**Problems to solve**
**A.** In the tuna burger post, translate this sentence into Spanish: "If I’d had fresh veggies at my disposal, I would have sauteed some in olive oil and used them."
**B.** According to the tuna burger post, what was each patty topped with after frying?

**Extract**
My pantry is almost empty. My refrigerator is peppered with condiments and an economy package of eggs. I’m broke, I don’t want Totino’s pizza, and Casey doesn’t love ramen quite as much as I do.

My solution? Tuna burgers. I normally eat tuna mixed with mayo, but Casey finds mayo particularly disgusting, so I threw all of this into a bowl:

  • 1 can of tuna, drained (6 oz., whatever brand/packing method you prefer)
  • 1/4 cup Stovetop Chicken Stuffing, uncooked
  • 1/2 cup bread crumbs
  • 2 eggs
  • 2 tablespoons Worcestershire sauce
  • Ground red pepper, salt and onion powder to taste
  • 1 tablespoon spicy mustard

It’s one of those recipes that isn’t really a recipe – it’s a loose set of guidelines you can use to come up with something you really like. If I’d had fresh veggies at my disposal, I would have sauteed some in olive oil and used them. It’s very tentative – I ran back and forth from bowl to pantry to fridge, adding things as I saw fit. Which means that if you decide to make something like this, do it your own way. If it’s dry, add some liquid. Too wet? Add something substantive. Like mayo? Toss some in.

I made 3 patties from the mixture and pan-fried them in olive oil over medium heat until the outsides were a deep golden brown in color. Then, we topped each with a slice of American cheese and ate them on hamburger buns – I had mine with mayo, Casey had his with mustard and ketchup.

**Provided records**
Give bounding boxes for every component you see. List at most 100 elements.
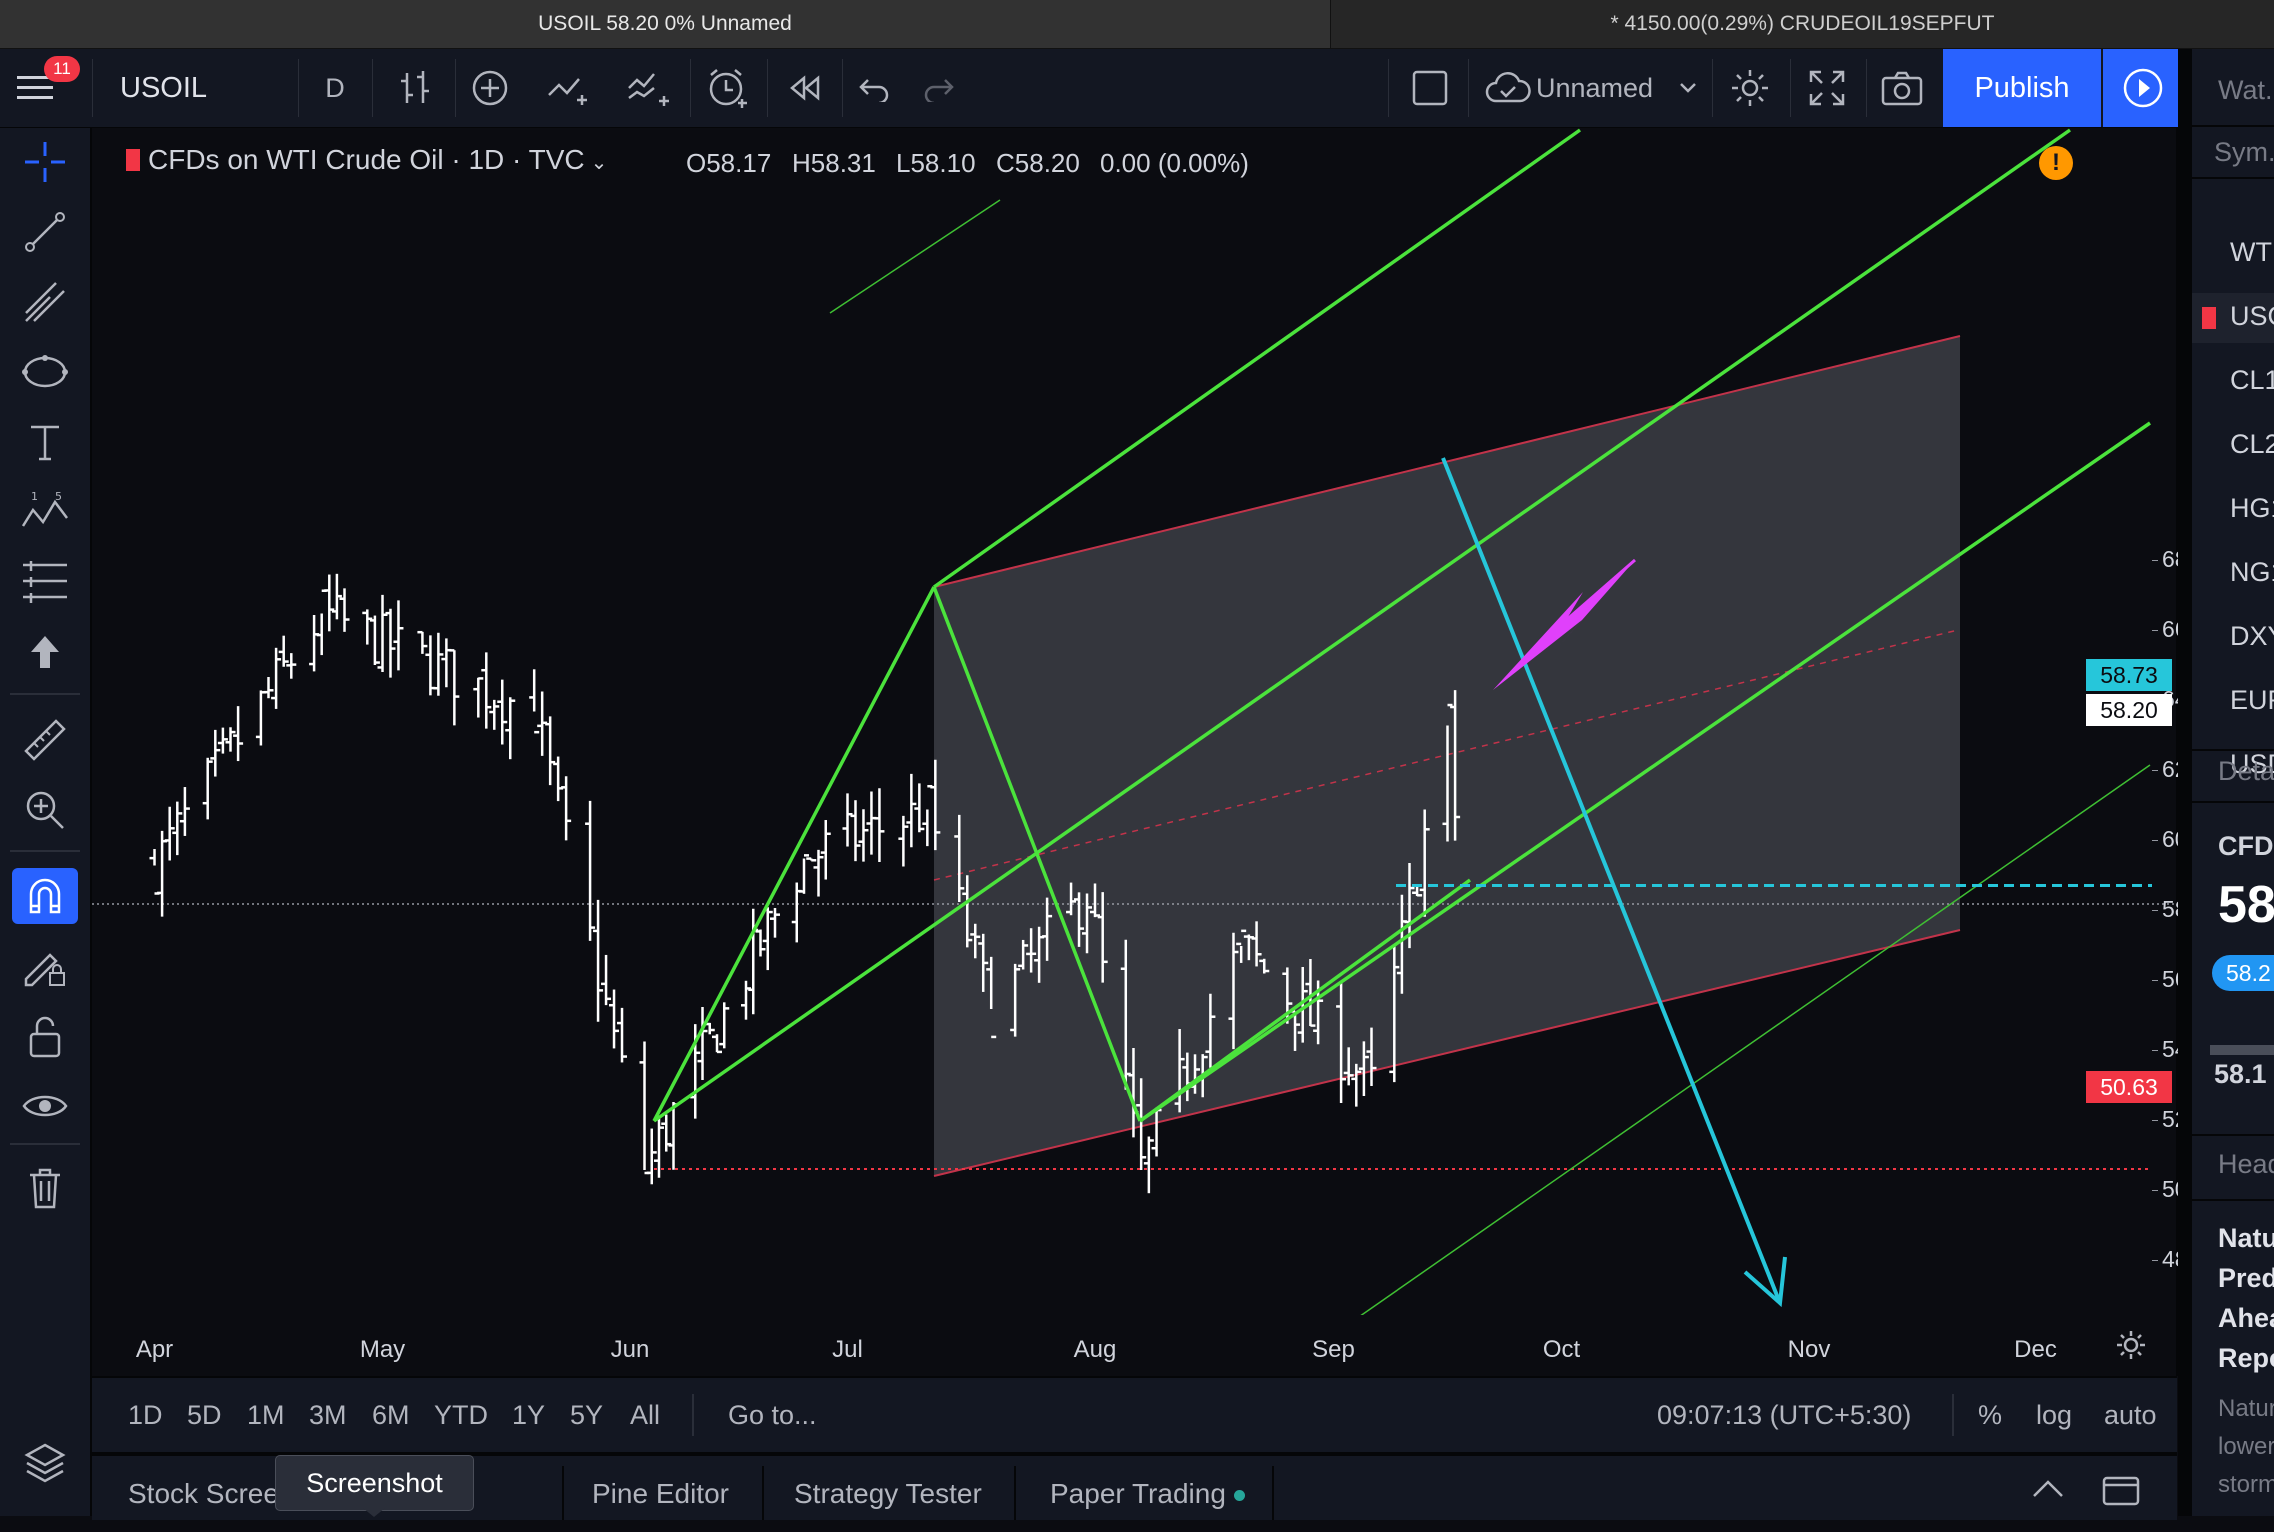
ohlc-bar (278, 635, 289, 667)
ohlc-bar (505, 697, 516, 760)
pattern-icon[interactable]: 15 (12, 484, 78, 540)
magnet-icon[interactable] (12, 868, 78, 924)
legend-symbol-title[interactable]: CFDs on WTI Crude Oil · 1D · TVC ⌄ (126, 144, 607, 176)
symbol-search[interactable]: USOIL (100, 49, 320, 127)
panel-divider (2178, 49, 2190, 1516)
prediction-icon[interactable] (12, 554, 78, 610)
eye-icon[interactable] (12, 1078, 78, 1134)
percent-scale-toggle[interactable]: % (1978, 1378, 2002, 1452)
bar-style-icon[interactable] (380, 49, 450, 127)
details-symbol-name: CFDs (2218, 831, 2274, 861)
watchlist-row[interactable]: WTI (2230, 237, 2274, 268)
maximize-panel-icon[interactable] (2102, 1474, 2140, 1511)
gear-icon[interactable] (1715, 49, 1785, 127)
time-axis-tick: Oct (1542, 1336, 1581, 1363)
range-5y[interactable]: 5Y (570, 1378, 603, 1452)
indicators-icon[interactable] (535, 49, 605, 127)
price-tag-58-73: 58.73 (2086, 659, 2172, 691)
arrow-up-icon[interactable] (12, 624, 78, 680)
chevron-down-icon[interactable] (1670, 49, 1705, 127)
details-range-bar (2210, 1045, 2274, 1055)
watchlist-header[interactable]: Wat... (2218, 75, 2274, 106)
ruler-icon[interactable] (12, 712, 78, 768)
text-tool-icon[interactable] (12, 414, 78, 470)
log-scale-toggle[interactable]: log (2036, 1378, 2072, 1452)
range-1d[interactable]: 1D (128, 1378, 163, 1452)
range-5d[interactable]: 5D (187, 1378, 222, 1452)
auto-scale-toggle[interactable]: auto (2104, 1378, 2157, 1452)
replay-icon[interactable] (770, 49, 840, 127)
tab-pine-editor[interactable]: Pine Editor (592, 1456, 729, 1520)
watchlist-row[interactable]: EUR (2230, 685, 2274, 716)
timezone-clock[interactable]: 09:07:13 (UTC+5:30) (1657, 1378, 1911, 1452)
publish-button[interactable]: Publish (1943, 49, 2101, 127)
financials-icon[interactable] (612, 49, 687, 127)
ohlc-bar (473, 677, 484, 718)
zoom-in-icon[interactable] (12, 782, 78, 838)
alert-clock-icon[interactable] (690, 49, 765, 127)
ohlc-bar (762, 907, 773, 971)
svg-text:1: 1 (31, 490, 38, 503)
pitchfork-line (829, 199, 1001, 314)
brush-shape-icon[interactable] (12, 344, 78, 400)
browser-tab-usoil[interactable]: USOIL 58.20 0% Unnamed (0, 0, 1331, 48)
details-header[interactable]: Detai (2218, 756, 2274, 787)
price-chart[interactable] (92, 128, 2177, 1315)
ohlc-bar (449, 649, 460, 726)
range-all[interactable]: All (630, 1378, 660, 1452)
ohlc-bar (339, 588, 350, 632)
headline-title-line: Ahea (2218, 1303, 2274, 1333)
watchlist-row[interactable]: NG1 (2230, 557, 2274, 588)
headline-title-line: Natu (2218, 1223, 2274, 1253)
alert-warning-icon[interactable]: ! (2039, 146, 2073, 180)
redo-icon[interactable] (905, 49, 970, 127)
range-6m[interactable]: 6M (372, 1378, 410, 1452)
ohlc-bar (858, 809, 869, 862)
range-3m[interactable]: 3M (309, 1378, 347, 1452)
watchlist-row[interactable]: USO (2230, 301, 2274, 332)
tab-paper-trading[interactable]: Paper Trading (1050, 1456, 1245, 1520)
cloud-save-icon[interactable] (1478, 49, 1538, 127)
range-1m[interactable]: 1M (247, 1378, 285, 1452)
lock-drawing-icon[interactable] (12, 938, 78, 994)
headlines-header[interactable]: Head (2218, 1149, 2274, 1180)
goto-date-button[interactable]: Go to... (728, 1378, 817, 1452)
fullscreen-icon[interactable] (1792, 49, 1862, 127)
ohlc-bar (850, 800, 861, 862)
watchlist-row[interactable]: DXY (2230, 621, 2274, 652)
browser-tab-crudeoil[interactable]: * 4150.00(0.29%) CRUDEOIL19SEPFUT (1331, 0, 2274, 48)
range-ytd[interactable]: YTD (434, 1378, 488, 1452)
watchlist-row[interactable]: CL1 (2230, 365, 2274, 396)
tab-strategy-tester[interactable]: Strategy Tester (794, 1456, 982, 1520)
drawing-toolbar: 15 (0, 128, 92, 1516)
trend-line-icon[interactable] (12, 204, 78, 260)
lock-all-icon[interactable] (12, 1008, 78, 1064)
ohlc-bar (668, 1102, 679, 1170)
watchlist-symbol-column[interactable]: Sym... (2214, 137, 2274, 168)
interval-button[interactable]: D (300, 49, 370, 127)
chevron-up-icon[interactable] (2030, 1476, 2066, 1505)
play-button[interactable] (2103, 49, 2183, 127)
time-axis-tick: Apr (135, 1336, 174, 1363)
watchlist-row[interactable]: CL2 (2230, 429, 2274, 460)
ohlc-bar (806, 857, 817, 862)
tab-stock-screener[interactable]: Stock Scree (128, 1456, 279, 1520)
ohlc-bar (585, 800, 596, 941)
time-axis-tick: Aug (1073, 1336, 1117, 1363)
chart-area[interactable]: CFDs on WTI Crude Oil · 1D · TVC ⌄ O58.17… (92, 128, 2177, 1315)
layout-name[interactable]: Unnamed (1536, 49, 1676, 127)
ohlc-bar (149, 849, 160, 895)
layout-square-icon[interactable] (1395, 49, 1465, 127)
layers-icon[interactable] (12, 1434, 78, 1490)
ohlc-bar (866, 791, 877, 855)
axis-settings-gear-icon[interactable] (2085, 1315, 2177, 1375)
range-1y[interactable]: 1Y (512, 1378, 545, 1452)
watchlist-row[interactable]: HG1 (2230, 493, 2274, 524)
compare-add-icon[interactable] (455, 49, 525, 127)
camera-icon[interactable] (1866, 49, 1938, 127)
pitchfork-icon[interactable] (12, 274, 78, 330)
crosshair-icon[interactable] (12, 134, 78, 190)
undo-icon[interactable] (842, 49, 907, 127)
legend-change: 0.00 (0.00%) (1100, 148, 1249, 178)
trash-icon[interactable] (12, 1160, 78, 1216)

**Answers to the problems**
**A.** Si hubiera tenido verduras frescas a mi disposición, habría salteado algunas en aceite de oliva y las habría usado.

**B.** A slice of American cheese.